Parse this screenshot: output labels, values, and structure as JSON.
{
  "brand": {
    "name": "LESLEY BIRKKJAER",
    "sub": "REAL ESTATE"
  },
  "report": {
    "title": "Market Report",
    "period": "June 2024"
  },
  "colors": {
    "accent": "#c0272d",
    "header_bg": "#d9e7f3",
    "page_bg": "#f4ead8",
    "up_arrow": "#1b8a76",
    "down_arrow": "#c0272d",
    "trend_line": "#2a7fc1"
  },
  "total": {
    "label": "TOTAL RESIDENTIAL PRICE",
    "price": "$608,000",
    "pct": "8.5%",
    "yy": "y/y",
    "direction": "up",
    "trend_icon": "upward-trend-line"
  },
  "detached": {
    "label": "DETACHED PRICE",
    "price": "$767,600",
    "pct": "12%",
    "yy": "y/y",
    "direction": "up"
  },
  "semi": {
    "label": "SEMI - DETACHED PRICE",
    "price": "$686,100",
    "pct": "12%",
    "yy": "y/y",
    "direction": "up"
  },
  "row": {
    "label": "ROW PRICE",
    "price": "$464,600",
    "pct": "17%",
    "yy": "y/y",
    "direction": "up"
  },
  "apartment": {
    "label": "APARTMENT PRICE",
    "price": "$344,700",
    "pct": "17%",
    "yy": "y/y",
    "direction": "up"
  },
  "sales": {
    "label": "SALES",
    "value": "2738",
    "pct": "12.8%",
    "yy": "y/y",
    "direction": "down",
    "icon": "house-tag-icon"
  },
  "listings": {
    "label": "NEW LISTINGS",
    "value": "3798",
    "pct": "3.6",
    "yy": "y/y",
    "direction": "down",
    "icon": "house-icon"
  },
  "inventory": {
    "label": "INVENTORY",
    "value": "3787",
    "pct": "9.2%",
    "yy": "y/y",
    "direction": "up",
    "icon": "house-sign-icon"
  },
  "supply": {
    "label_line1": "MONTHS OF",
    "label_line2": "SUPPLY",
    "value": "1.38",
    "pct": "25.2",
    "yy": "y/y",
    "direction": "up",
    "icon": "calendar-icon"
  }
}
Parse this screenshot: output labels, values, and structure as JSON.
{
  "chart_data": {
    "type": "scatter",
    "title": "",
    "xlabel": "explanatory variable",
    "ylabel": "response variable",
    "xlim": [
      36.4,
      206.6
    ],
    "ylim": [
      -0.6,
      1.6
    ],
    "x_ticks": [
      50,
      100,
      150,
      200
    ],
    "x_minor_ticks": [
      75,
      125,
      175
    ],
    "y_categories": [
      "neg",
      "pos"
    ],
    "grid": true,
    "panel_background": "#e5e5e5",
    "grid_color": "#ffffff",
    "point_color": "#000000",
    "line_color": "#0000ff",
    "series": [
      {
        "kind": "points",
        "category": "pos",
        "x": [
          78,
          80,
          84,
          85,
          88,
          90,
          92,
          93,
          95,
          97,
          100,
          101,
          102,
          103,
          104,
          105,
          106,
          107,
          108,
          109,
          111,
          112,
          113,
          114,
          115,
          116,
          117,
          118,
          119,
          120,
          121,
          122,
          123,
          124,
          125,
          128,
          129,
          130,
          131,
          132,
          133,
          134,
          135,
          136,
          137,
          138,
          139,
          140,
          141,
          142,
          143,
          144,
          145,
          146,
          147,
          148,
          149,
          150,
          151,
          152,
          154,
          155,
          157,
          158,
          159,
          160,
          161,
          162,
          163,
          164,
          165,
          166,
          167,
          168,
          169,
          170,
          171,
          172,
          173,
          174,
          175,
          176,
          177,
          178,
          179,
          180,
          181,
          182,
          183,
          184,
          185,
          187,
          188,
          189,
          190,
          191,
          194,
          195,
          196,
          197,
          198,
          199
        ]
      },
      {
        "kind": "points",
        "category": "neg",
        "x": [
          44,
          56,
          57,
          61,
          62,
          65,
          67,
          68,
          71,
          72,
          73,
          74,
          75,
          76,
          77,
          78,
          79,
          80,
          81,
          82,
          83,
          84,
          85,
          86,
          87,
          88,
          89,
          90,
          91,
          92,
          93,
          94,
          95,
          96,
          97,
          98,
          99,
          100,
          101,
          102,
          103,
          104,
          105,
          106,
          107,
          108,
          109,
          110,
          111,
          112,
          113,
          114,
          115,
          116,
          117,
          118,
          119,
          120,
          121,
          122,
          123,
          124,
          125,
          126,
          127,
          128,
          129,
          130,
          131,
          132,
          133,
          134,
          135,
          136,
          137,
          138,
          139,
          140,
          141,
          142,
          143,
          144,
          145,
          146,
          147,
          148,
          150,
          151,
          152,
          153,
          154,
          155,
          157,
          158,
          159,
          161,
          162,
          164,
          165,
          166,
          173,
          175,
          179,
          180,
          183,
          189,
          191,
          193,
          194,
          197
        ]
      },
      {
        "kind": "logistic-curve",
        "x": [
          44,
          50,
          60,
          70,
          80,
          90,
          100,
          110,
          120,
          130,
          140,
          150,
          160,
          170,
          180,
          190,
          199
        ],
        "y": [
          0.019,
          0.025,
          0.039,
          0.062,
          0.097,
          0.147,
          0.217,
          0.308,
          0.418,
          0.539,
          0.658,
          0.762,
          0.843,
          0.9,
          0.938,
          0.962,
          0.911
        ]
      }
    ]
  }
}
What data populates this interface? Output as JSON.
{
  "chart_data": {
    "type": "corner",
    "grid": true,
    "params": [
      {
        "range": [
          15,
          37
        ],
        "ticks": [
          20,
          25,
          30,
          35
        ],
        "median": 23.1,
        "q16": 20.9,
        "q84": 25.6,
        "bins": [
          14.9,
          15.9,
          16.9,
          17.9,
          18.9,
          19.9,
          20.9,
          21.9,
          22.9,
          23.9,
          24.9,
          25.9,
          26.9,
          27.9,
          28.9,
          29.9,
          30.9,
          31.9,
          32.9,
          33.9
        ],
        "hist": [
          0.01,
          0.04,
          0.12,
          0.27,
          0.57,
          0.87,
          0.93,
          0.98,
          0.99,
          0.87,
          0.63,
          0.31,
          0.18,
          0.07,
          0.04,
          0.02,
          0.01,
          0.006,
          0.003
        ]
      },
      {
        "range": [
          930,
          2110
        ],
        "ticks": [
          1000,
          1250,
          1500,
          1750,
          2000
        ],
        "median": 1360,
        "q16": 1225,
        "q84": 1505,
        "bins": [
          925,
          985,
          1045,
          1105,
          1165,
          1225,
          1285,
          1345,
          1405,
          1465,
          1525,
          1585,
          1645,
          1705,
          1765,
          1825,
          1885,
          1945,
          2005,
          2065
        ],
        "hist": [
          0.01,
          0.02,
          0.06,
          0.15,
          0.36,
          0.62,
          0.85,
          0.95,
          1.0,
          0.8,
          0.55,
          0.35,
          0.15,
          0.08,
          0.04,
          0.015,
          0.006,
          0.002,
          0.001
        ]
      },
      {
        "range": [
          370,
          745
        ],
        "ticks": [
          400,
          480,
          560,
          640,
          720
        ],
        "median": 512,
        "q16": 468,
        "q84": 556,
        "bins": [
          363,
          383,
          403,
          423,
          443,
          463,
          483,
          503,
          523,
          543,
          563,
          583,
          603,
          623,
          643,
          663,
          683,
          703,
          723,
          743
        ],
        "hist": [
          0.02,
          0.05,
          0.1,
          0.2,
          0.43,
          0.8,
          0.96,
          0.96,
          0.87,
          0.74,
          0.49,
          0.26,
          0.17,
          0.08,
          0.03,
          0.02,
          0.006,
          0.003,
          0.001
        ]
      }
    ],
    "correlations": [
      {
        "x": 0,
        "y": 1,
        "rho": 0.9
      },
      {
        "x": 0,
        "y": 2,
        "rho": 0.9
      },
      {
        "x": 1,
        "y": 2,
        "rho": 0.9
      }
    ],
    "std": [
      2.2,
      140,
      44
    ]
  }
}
◇ ◇ ◇ ◇ ◇
WRITTEN REQUEST: Give the entries again in full, exactly as they are written.

EXPECTED ANSWER:
Parse this screenshot: output labels, values, and structure as JSON.
{
  "brand": {
    "name": "LESLEY BIRKKJAER",
    "sub": "REAL ESTATE"
  },
  "report": {
    "title": "Market Report",
    "period": "June 2024"
  },
  "colors": {
    "accent": "#c0272d",
    "header_bg": "#d9e7f3",
    "page_bg": "#f4ead8",
    "up_arrow": "#1b8a76",
    "down_arrow": "#c0272d",
    "trend_line": "#2a7fc1"
  },
  "total": {
    "label": "TOTAL RESIDENTIAL PRICE",
    "price": "$608,000",
    "pct": "8.5%",
    "yy": "y/y",
    "direction": "up",
    "trend_icon": "upward-trend-line"
  },
  "detached": {
    "label": "DETACHED PRICE",
    "price": "$767,600",
    "pct": "12%",
    "yy": "y/y",
    "direction": "up"
  },
  "semi": {
    "label": "SEMI - DETACHED PRICE",
    "price": "$686,100",
    "pct": "12%",
    "yy": "y/y",
    "direction": "up"
  },
  "row": {
    "label": "ROW PRICE",
    "price": "$464,600",
    "pct": "17%",
    "yy": "y/y",
    "direction": "up"
  },
  "apartment": {
    "label": "APARTMENT PRICE",
    "price": "$344,700",
    "pct": "17%",
    "yy": "y/y",
    "direction": "up"
  },
  "sales": {
    "label": "SALES",
    "value": "2738",
    "pct": "12.8%",
    "yy": "y/y",
    "direction": "down",
    "icon": "house-tag-icon"
  },
  "listings": {
    "label": "NEW LISTINGS",
    "value": "3798",
    "pct": "3.6",
    "yy": "y/y",
    "direction": "down",
    "icon": "house-icon"
  },
  "inventory": {
    "label": "INVENTORY",
    "value": "3787",
    "pct": "9.2%",
    "yy": "y/y",
    "direction": "up",
    "icon": "house-sign-icon"
  },
  "supply": {
    "label_line1": "MONTHS OF",
    "label_line2": "SUPPLY",
    "value": "1.38",
    "pct": "25.2",
    "yy": "y/y",
    "direction": "up",
    "icon": "calendar-icon"
  }
}
Parse this screenshot: output labels, values, and structure as JSON.
{
  "chart_data": {
    "type": "scatter",
    "title": "",
    "xlabel": "explanatory variable",
    "ylabel": "response variable",
    "xlim": [
      36.4,
      206.6
    ],
    "ylim": [
      -0.6,
      1.6
    ],
    "x_ticks": [
      50,
      100,
      150,
      200
    ],
    "x_minor_ticks": [
      75,
      125,
      175
    ],
    "y_categories": [
      "neg",
      "pos"
    ],
    "grid": true,
    "panel_background": "#e5e5e5",
    "grid_color": "#ffffff",
    "point_color": "#000000",
    "line_color": "#0000ff",
    "series": [
      {
        "kind": "points",
        "category": "pos",
        "x": [
          78,
          80,
          84,
          85,
          88,
          90,
          92,
          93,
          95,
          97,
          100,
          101,
          102,
          103,
          104,
          105,
          106,
          107,
          108,
          109,
          111,
          112,
          113,
          114,
          115,
          116,
          117,
          118,
          119,
          120,
          121,
          122,
          123,
          124,
          125,
          128,
          129,
          130,
          131,
          132,
          133,
          134,
          135,
          136,
          137,
          138,
          139,
          140,
          141,
          142,
          143,
          144,
          145,
          146,
          147,
          148,
          149,
          150,
          151,
          152,
          154,
          155,
          157,
          158,
          159,
          160,
          161,
          162,
          163,
          164,
          165,
          166,
          167,
          168,
          169,
          170,
          171,
          172,
          173,
          174,
          175,
          176,
          177,
          178,
          179,
          180,
          181,
          182,
          183,
          184,
          185,
          187,
          188,
          189,
          190,
          191,
          194,
          195,
          196,
          197,
          198,
          199
        ]
      },
      {
        "kind": "points",
        "category": "neg",
        "x": [
          44,
          56,
          57,
          61,
          62,
          65,
          67,
          68,
          71,
          72,
          73,
          74,
          75,
          76,
          77,
          78,
          79,
          80,
          81,
          82,
          83,
          84,
          85,
          86,
          87,
          88,
          89,
          90,
          91,
          92,
          93,
          94,
          95,
          96,
          97,
          98,
          99,
          100,
          101,
          102,
          103,
          104,
          105,
          106,
          107,
          108,
          109,
          110,
          111,
          112,
          113,
          114,
          115,
          116,
          117,
          118,
          119,
          120,
          121,
          122,
          123,
          124,
          125,
          126,
          127,
          128,
          129,
          130,
          131,
          132,
          133,
          134,
          135,
          136,
          137,
          138,
          139,
          140,
          141,
          142,
          143,
          144,
          145,
          146,
          147,
          148,
          150,
          151,
          152,
          153,
          154,
          155,
          157,
          158,
          159,
          161,
          162,
          164,
          165,
          166,
          173,
          175,
          179,
          180,
          183,
          189,
          191,
          193,
          194,
          197
        ]
      },
      {
        "kind": "logistic-curve",
        "x": [
          44,
          50,
          60,
          70,
          80,
          90,
          100,
          110,
          120,
          130,
          140,
          150,
          160,
          170,
          180,
          190,
          199
        ],
        "y": [
          0.019,
          0.025,
          0.039,
          0.062,
          0.097,
          0.147,
          0.217,
          0.308,
          0.418,
          0.539,
          0.658,
          0.762,
          0.843,
          0.9,
          0.938,
          0.962,
          0.911
        ]
      }
    ]
  }
}
What data populates this interface? Output as JSON.
{
  "chart_data": {
    "type": "corner",
    "grid": true,
    "params": [
      {
        "range": [
          15,
          37
        ],
        "ticks": [
          20,
          25,
          30,
          35
        ],
        "median": 23.1,
        "q16": 20.9,
        "q84": 25.6,
        "bins": [
          14.9,
          15.9,
          16.9,
          17.9,
          18.9,
          19.9,
          20.9,
          21.9,
          22.9,
          23.9,
          24.9,
          25.9,
          26.9,
          27.9,
          28.9,
          29.9,
          30.9,
          31.9,
          32.9,
          33.9
        ],
        "hist": [
          0.01,
          0.04,
          0.12,
          0.27,
          0.57,
          0.87,
          0.93,
          0.98,
          0.99,
          0.87,
          0.63,
          0.31,
          0.18,
          0.07,
          0.04,
          0.02,
          0.01,
          0.006,
          0.003
        ]
      },
      {
        "range": [
          930,
          2110
        ],
        "ticks": [
          1000,
          1250,
          1500,
          1750,
          2000
        ],
        "median": 1360,
        "q16": 1225,
        "q84": 1505,
        "bins": [
          925,
          985,
          1045,
          1105,
          1165,
          1225,
          1285,
          1345,
          1405,
          1465,
          1525,
          1585,
          1645,
          1705,
          1765,
          1825,
          1885,
          1945,
          2005,
          2065
        ],
        "hist": [
          0.01,
          0.02,
          0.06,
          0.15,
          0.36,
          0.62,
          0.85,
          0.95,
          1.0,
          0.8,
          0.55,
          0.35,
          0.15,
          0.08,
          0.04,
          0.015,
          0.006,
          0.002,
          0.001
        ]
      },
      {
        "range": [
          370,
          745
        ],
        "ticks": [
          400,
          480,
          560,
          640,
          720
        ],
        "median": 512,
        "q16": 468,
        "q84": 556,
        "bins": [
          363,
          383,
          403,
          423,
          443,
          463,
          483,
          503,
          523,
          543,
          563,
          583,
          603,
          623,
          643,
          663,
          683,
          703,
          723,
          743
        ],
        "hist": [
          0.02,
          0.05,
          0.1,
          0.2,
          0.43,
          0.8,
          0.96,
          0.96,
          0.87,
          0.74,
          0.49,
          0.26,
          0.17,
          0.08,
          0.03,
          0.02,
          0.006,
          0.003,
          0.001
        ]
      }
    ],
    "correlations": [
      {
        "x": 0,
        "y": 1,
        "rho": 0.9
      },
      {
        "x": 0,
        "y": 2,
        "rho": 0.9
      },
      {
        "x": 1,
        "y": 2,
        "rho": 0.9
      }
    ],
    "std": [
      2.2,
      140,
      44
    ]
  }
}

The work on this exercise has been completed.